Given task a: According to the post on the MFF summit, at what time do the Council participants arrive at the Justus Lipsius building?

Text block:
## begin

Will the MFF be agreed this week?

Heads of State and Government meet Thursday and Friday 7 and 8 February in the first European Council meeting of 2013. A second attempt to reach agreement on a Multi-annual Financing Framework (MFF) for the 2014-2020 period is on the agenda. Prime Ministers and European Ministers have been criss-crossing Europe for the past few weeks to drum up understanding and support for their various national positions, with Merkel and Hollande meeting in Paris today Wednesday on the day before the summit begins.
Herman van Rompuy, the Council President, is playing his cards very close to his chest. Unlike prior to the earlier failed attempt to reach agreement in November last year, a third draft of the Council conclusions (HvR-III) will not be formally circulated before the meeting (see this post for commentary on HvR-I and this post for commentary on HvR-II).
The talks at the European Council of 22-23 November were suspended and will now pick up from that point. This means that the compromise proposal from 22 November (HvR-II) constitutes the starting point for the discussions during the forthcoming European Council. Since the end of November President Van Rompuy has continued consulting EU leaders in order to further prepare the ground for a compromise.

Limited time at Council meeting

However, time for discussion at the meeting itself will be very compressed. Press reports indicate that only the Thursday will be devoted to the MFF issue, with the Council moving on to discuss opening trade talks with the US, the Arab uprisings and Mali on the Friday. But the Council participants only arrive at the Justus Lipsius building in Brussels at 3 pm. Most of the first hour is taken up with a formal exchange of views with the European Parliament President and the family photograph. So the Heads of State have 2 hours before their ‘working dinner’, 3 hours over dinner, and then a few hours into the early morning to finalise agreement on all issues (schedule here) . Really!!

## end

Data supplied:
## begin

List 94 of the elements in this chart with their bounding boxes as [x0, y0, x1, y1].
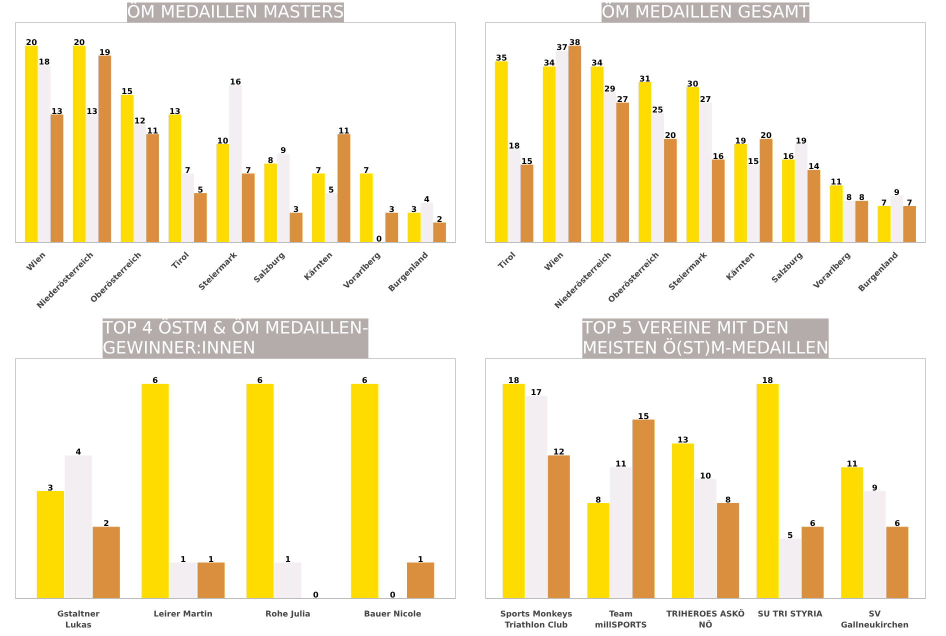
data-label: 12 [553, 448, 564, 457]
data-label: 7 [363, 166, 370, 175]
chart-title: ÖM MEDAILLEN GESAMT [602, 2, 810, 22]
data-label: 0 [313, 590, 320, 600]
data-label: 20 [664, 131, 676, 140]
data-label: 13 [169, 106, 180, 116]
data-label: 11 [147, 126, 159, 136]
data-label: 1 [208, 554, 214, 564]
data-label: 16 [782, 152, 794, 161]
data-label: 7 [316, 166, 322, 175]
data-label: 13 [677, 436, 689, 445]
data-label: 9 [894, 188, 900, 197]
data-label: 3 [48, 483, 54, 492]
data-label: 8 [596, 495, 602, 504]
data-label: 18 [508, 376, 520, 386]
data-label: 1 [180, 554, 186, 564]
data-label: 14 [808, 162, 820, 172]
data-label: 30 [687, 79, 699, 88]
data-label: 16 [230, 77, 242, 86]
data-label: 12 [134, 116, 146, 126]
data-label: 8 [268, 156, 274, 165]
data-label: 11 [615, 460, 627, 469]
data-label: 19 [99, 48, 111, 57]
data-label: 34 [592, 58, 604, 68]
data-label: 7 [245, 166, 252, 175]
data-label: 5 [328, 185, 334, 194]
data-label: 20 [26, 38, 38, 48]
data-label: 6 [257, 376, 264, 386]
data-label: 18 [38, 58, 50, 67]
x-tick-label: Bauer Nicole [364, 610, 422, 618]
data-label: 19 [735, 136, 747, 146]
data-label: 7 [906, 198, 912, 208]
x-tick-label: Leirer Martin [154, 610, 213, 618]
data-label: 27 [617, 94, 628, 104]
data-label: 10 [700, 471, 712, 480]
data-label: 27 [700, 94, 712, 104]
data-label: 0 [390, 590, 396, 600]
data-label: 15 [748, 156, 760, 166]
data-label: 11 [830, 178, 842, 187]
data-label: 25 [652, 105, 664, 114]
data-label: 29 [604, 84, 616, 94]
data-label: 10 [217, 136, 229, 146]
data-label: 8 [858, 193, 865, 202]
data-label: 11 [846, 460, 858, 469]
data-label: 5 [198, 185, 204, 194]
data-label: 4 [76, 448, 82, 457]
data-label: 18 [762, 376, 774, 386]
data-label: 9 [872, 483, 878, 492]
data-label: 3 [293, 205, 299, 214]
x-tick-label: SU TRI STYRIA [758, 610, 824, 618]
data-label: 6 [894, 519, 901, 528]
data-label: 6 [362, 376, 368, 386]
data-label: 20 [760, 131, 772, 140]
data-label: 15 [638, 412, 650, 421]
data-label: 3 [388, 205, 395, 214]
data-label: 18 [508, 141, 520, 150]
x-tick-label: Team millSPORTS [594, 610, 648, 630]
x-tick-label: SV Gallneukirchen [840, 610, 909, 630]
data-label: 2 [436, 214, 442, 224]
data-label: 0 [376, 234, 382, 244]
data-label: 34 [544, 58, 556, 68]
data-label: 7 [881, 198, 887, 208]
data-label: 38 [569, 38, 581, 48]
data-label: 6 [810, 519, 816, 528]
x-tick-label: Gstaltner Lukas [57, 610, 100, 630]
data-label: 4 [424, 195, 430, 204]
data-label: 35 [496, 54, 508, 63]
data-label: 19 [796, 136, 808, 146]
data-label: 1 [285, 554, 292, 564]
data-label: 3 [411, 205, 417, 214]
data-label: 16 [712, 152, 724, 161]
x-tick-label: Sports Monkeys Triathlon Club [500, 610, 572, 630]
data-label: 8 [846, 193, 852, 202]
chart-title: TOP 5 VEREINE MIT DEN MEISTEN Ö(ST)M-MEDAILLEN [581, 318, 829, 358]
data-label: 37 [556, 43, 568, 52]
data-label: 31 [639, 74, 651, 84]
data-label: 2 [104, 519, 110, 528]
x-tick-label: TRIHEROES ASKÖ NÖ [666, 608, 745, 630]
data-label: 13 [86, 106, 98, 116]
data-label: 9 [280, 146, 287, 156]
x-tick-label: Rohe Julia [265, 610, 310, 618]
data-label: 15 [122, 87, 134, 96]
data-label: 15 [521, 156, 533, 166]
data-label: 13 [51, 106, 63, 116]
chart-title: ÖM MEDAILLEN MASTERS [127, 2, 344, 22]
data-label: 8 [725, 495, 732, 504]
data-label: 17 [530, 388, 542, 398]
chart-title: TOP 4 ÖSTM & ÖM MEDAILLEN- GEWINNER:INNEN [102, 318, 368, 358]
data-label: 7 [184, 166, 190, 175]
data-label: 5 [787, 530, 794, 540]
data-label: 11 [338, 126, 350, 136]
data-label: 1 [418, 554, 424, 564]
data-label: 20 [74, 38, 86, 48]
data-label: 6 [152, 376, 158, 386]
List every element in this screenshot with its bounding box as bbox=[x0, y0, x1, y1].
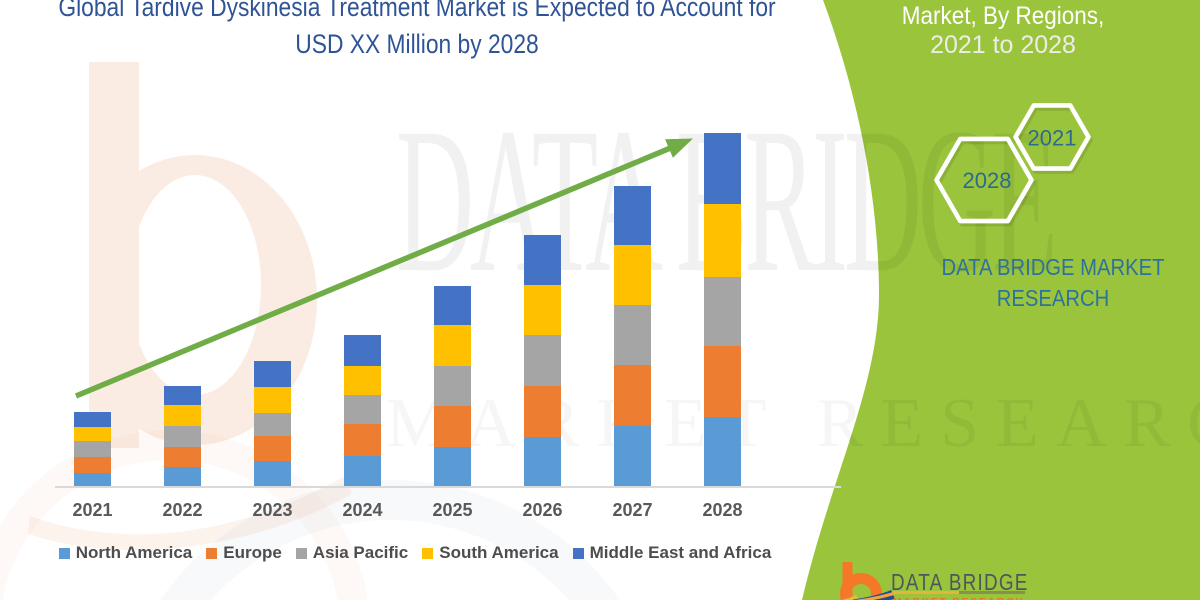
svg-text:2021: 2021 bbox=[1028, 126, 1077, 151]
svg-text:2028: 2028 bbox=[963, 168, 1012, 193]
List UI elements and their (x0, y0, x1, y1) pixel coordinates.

## end
## begin

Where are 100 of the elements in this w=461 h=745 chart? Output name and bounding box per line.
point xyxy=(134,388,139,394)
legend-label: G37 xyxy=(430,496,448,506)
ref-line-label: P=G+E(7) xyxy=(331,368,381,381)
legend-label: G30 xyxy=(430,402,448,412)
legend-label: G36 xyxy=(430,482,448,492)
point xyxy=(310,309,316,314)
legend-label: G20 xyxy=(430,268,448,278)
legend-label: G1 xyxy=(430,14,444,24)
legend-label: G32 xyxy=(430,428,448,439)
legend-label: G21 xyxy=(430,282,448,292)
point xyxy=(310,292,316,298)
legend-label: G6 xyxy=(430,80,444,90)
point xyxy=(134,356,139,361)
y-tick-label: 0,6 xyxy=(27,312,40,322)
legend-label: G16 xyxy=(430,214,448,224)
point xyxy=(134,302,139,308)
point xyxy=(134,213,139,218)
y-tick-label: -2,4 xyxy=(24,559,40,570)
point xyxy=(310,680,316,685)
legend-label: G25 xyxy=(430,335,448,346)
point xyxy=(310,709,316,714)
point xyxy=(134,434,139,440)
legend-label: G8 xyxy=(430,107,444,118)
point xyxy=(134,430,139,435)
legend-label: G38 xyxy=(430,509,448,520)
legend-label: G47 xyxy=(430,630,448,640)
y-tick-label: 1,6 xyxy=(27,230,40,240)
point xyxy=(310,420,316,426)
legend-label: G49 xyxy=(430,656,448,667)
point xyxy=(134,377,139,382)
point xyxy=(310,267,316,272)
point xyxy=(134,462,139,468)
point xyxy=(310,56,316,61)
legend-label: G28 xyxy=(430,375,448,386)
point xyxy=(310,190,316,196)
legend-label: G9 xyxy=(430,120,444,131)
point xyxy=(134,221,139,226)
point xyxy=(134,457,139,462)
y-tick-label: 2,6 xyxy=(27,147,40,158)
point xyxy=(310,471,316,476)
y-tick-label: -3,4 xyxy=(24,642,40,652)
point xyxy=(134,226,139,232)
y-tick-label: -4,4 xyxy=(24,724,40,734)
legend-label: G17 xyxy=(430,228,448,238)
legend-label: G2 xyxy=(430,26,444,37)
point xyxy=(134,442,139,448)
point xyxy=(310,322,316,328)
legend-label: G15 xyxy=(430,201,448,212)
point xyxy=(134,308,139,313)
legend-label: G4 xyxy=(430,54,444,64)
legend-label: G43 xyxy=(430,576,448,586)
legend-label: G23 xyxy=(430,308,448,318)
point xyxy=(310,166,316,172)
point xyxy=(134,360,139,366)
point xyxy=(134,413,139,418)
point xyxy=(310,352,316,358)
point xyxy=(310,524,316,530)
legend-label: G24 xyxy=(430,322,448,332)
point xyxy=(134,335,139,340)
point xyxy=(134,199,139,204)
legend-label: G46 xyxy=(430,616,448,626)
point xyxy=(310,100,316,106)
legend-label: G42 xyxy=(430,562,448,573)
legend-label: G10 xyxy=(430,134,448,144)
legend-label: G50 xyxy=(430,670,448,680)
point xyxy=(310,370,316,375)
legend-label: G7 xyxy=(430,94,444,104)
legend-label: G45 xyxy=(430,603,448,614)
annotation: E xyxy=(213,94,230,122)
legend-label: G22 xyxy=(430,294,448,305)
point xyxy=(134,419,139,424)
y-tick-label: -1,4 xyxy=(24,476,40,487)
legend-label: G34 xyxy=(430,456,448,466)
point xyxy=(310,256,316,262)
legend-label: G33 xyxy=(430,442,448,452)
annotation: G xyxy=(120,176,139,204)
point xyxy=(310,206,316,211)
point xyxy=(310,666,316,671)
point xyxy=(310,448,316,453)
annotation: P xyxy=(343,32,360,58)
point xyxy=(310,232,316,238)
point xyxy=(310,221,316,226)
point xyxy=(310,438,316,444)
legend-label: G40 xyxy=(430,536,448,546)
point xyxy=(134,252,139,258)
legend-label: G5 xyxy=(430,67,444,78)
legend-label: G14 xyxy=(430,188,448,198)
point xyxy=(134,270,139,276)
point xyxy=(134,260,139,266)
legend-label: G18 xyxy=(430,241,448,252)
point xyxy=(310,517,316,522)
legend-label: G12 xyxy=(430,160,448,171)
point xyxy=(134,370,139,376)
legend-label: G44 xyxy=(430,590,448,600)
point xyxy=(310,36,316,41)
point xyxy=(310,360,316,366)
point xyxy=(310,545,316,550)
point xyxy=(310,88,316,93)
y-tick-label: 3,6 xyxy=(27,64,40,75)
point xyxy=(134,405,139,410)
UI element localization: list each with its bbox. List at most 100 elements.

## end
## begin

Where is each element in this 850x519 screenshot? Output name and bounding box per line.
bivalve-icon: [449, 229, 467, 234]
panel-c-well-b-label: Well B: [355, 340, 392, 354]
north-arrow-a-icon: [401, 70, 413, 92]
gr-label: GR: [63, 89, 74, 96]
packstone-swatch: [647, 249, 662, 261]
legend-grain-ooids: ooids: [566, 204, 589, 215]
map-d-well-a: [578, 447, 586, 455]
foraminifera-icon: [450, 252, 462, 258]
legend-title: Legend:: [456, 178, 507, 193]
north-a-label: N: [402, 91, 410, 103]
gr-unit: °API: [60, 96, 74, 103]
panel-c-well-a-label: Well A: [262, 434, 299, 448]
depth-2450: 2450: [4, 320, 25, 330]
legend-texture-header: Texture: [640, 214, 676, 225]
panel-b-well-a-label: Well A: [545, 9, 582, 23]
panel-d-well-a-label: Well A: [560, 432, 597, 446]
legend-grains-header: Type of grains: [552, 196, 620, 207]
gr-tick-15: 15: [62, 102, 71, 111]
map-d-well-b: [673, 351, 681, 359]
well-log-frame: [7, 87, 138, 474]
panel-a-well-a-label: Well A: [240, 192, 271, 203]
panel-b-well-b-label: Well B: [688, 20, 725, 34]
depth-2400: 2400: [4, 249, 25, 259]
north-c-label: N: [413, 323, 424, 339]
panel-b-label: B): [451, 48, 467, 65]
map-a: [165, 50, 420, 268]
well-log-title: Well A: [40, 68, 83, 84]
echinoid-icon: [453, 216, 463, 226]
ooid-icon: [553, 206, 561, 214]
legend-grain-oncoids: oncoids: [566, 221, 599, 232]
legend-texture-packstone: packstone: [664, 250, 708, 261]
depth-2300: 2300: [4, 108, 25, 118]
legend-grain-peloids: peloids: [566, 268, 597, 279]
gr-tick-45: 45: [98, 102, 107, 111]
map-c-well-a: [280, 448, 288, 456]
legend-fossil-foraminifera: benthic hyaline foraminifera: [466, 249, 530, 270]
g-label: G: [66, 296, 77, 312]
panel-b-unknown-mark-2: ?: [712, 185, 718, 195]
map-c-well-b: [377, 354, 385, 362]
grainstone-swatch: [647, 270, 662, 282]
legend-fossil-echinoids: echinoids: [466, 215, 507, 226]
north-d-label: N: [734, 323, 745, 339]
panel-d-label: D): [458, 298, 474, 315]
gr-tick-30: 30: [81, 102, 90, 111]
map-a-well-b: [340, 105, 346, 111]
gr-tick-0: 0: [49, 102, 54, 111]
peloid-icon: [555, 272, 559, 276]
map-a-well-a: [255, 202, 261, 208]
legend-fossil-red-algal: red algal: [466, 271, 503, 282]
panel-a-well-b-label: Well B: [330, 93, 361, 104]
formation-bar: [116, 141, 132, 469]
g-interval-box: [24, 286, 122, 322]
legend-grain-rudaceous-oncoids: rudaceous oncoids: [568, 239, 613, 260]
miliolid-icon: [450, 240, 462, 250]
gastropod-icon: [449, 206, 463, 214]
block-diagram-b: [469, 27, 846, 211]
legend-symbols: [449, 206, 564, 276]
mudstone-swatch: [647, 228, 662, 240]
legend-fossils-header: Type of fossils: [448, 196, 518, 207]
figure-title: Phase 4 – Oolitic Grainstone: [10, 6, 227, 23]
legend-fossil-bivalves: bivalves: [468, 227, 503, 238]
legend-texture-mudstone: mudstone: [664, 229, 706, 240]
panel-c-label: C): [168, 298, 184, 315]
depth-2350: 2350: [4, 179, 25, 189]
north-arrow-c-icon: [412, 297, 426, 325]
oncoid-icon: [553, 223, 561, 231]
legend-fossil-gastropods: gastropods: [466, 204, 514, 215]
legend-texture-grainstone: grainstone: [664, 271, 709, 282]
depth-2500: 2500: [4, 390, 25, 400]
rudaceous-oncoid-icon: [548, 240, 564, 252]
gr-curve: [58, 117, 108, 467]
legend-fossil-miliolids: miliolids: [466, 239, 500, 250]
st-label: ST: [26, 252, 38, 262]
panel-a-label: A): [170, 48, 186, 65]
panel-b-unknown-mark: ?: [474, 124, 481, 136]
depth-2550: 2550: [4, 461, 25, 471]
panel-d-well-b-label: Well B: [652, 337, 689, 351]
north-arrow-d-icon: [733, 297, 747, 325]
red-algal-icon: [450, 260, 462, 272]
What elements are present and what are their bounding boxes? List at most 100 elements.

## end

Given task b: Please copy everything in the entries from the line containing "Where are 100" down to the line containing "y-tick-label: 0,6 xyxy=(27,312,40,322)", both of those lines included.

Written solution a: 3 pm

Written solution b:
Where are 100 of the elements in this w=461 h=745 chart? Output name and bounding box per line.
point xyxy=(134,388,139,394)
legend-label: G37 xyxy=(430,496,448,506)
ref-line-label: P=G+E(7) xyxy=(331,368,381,381)
legend-label: G30 xyxy=(430,402,448,412)
legend-label: G36 xyxy=(430,482,448,492)
point xyxy=(310,309,316,314)
legend-label: G20 xyxy=(430,268,448,278)
legend-label: G1 xyxy=(430,14,444,24)
legend-label: G32 xyxy=(430,428,448,439)
legend-label: G21 xyxy=(430,282,448,292)
point xyxy=(310,292,316,298)
legend-label: G6 xyxy=(430,80,444,90)
point xyxy=(134,356,139,361)
y-tick-label: 0,6 xyxy=(27,312,40,322)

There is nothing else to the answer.